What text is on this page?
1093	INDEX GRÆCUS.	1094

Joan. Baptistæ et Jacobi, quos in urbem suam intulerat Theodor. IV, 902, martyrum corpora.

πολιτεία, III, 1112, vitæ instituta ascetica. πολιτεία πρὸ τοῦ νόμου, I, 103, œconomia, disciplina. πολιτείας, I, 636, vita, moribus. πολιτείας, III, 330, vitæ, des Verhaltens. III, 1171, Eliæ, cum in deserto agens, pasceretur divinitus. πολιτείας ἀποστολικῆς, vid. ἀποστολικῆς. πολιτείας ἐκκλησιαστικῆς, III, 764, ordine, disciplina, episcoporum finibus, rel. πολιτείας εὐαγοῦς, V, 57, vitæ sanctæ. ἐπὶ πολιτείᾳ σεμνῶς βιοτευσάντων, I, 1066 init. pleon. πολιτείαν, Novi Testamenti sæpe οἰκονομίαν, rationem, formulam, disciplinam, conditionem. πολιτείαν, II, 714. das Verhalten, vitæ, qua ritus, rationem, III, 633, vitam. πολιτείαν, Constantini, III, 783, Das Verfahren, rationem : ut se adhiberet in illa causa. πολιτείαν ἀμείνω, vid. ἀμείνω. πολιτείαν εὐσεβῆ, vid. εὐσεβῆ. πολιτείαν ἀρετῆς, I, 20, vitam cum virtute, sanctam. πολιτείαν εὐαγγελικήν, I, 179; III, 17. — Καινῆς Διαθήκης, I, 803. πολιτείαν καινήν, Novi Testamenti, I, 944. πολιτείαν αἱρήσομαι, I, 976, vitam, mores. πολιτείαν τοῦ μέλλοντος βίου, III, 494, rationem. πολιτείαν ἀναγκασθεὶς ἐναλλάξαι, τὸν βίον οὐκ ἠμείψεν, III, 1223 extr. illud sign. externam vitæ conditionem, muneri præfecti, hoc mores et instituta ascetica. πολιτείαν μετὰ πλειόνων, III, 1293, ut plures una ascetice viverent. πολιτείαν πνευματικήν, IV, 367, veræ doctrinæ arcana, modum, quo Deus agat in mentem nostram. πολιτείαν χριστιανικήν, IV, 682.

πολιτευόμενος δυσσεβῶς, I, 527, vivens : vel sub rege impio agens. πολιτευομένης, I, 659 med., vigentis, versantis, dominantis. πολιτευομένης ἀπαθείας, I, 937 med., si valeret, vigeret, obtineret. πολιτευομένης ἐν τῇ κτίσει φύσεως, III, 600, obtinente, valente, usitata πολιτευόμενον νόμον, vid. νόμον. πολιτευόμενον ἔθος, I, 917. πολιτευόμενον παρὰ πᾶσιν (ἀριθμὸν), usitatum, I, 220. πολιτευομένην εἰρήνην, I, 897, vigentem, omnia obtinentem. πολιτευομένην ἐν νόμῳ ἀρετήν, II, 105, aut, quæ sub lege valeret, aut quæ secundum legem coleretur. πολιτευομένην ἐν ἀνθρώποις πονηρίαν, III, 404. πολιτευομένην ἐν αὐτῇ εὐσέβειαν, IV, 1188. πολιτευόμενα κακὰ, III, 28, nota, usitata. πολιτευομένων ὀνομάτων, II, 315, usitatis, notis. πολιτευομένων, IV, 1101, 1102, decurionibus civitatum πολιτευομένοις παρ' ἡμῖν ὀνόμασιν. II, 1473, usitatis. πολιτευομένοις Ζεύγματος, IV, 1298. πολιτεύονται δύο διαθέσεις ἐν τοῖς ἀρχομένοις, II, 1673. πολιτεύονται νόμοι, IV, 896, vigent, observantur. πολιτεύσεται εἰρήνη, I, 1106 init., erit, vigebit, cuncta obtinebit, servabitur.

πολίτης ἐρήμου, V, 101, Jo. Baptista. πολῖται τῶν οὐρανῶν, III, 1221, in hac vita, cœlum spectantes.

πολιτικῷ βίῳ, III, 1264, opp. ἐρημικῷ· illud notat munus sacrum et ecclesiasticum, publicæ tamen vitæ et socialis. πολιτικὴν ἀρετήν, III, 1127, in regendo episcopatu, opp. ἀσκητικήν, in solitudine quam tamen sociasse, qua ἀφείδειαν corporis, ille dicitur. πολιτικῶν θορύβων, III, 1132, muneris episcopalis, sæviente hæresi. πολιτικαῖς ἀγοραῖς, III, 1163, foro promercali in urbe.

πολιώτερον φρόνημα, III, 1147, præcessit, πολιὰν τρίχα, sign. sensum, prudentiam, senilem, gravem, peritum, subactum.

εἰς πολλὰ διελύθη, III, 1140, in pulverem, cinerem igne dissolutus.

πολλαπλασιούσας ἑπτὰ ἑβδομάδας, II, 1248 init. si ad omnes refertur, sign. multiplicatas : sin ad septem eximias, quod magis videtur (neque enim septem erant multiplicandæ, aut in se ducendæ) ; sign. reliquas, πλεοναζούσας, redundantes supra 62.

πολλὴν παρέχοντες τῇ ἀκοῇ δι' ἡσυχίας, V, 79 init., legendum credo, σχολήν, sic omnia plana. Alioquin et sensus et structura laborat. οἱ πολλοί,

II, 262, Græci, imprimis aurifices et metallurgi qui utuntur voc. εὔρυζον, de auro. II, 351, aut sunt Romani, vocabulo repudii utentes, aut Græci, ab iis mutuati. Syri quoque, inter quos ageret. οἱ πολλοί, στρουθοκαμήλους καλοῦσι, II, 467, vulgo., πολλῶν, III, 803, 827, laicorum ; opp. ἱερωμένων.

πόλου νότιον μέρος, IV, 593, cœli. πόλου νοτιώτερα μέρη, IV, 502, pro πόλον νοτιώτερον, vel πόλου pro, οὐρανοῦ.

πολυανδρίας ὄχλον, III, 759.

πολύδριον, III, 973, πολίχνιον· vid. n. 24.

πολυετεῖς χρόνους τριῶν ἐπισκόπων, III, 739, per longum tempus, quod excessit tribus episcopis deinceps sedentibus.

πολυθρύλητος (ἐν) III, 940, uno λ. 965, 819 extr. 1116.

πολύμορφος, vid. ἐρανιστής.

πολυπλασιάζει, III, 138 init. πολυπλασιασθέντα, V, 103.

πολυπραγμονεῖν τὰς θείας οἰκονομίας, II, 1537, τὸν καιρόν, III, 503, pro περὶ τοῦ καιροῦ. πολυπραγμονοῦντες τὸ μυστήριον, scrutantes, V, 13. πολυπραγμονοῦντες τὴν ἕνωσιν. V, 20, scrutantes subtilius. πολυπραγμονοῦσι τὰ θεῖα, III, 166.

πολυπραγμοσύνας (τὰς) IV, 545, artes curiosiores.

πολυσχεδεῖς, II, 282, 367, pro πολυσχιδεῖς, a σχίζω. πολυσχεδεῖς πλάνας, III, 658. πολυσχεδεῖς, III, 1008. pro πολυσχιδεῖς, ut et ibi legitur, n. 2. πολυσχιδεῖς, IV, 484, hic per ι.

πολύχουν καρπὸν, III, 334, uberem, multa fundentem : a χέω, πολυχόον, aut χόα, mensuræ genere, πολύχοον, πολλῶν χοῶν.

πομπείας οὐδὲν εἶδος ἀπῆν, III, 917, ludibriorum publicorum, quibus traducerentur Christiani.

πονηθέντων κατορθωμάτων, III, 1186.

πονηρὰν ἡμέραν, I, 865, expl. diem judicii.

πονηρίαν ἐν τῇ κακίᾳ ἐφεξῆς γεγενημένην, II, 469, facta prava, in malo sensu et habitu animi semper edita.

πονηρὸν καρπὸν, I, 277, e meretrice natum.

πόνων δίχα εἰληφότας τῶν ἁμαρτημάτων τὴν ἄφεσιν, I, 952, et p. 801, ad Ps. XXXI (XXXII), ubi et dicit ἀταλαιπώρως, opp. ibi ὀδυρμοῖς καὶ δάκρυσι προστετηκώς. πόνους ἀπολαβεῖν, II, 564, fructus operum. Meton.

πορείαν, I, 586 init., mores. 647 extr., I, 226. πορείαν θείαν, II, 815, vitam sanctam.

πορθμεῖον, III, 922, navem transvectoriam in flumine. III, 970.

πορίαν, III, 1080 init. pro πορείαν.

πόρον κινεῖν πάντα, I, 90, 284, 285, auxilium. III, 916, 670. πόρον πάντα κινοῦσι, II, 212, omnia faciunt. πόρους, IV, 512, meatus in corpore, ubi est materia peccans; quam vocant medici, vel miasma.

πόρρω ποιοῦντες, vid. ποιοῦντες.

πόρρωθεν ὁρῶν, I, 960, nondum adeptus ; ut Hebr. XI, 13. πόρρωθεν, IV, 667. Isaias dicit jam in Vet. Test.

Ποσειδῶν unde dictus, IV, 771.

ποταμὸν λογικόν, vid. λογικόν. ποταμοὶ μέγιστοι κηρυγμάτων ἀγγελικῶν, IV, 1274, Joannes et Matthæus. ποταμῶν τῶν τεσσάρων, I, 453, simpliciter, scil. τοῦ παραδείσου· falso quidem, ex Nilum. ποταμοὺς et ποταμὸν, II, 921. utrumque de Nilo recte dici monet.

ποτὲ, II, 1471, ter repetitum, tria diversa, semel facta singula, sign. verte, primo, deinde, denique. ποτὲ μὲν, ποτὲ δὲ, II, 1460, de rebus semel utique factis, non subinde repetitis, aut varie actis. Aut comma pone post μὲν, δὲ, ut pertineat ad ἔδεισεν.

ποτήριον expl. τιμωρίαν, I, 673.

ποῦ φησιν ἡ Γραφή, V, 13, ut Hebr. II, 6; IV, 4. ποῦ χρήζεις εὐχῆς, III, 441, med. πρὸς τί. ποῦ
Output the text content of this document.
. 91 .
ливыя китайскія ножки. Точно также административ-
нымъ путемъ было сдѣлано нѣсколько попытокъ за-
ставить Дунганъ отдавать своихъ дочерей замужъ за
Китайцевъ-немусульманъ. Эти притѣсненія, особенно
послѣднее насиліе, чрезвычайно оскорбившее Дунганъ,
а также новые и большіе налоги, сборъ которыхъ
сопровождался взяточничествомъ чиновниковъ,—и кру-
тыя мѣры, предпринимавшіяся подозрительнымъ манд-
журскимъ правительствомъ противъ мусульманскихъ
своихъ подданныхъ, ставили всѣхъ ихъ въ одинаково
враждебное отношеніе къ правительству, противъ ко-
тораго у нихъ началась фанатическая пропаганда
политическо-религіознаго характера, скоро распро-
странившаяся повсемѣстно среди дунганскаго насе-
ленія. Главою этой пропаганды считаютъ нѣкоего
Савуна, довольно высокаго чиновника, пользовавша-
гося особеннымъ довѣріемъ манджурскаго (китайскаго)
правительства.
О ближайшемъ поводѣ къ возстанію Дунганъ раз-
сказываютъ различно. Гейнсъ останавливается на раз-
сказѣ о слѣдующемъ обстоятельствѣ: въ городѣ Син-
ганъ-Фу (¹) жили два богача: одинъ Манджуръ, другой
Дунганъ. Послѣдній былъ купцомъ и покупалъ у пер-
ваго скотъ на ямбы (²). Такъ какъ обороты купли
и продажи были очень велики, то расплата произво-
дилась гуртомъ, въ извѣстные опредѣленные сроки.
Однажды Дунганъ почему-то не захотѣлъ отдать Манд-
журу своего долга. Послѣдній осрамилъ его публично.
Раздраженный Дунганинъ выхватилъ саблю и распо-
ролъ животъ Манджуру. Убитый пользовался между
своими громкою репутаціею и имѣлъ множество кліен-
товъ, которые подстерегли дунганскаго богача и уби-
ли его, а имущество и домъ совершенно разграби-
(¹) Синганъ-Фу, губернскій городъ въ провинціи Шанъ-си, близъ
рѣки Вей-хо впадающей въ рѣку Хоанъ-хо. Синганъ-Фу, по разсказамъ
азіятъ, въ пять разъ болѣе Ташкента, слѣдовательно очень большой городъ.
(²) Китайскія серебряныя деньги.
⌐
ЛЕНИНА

● ● ● ● ● ● ●

EXERCISE INSTRUCTIONS:
Go through the records line by line and count those containing the string "также". Give only the total.

RESULT:
2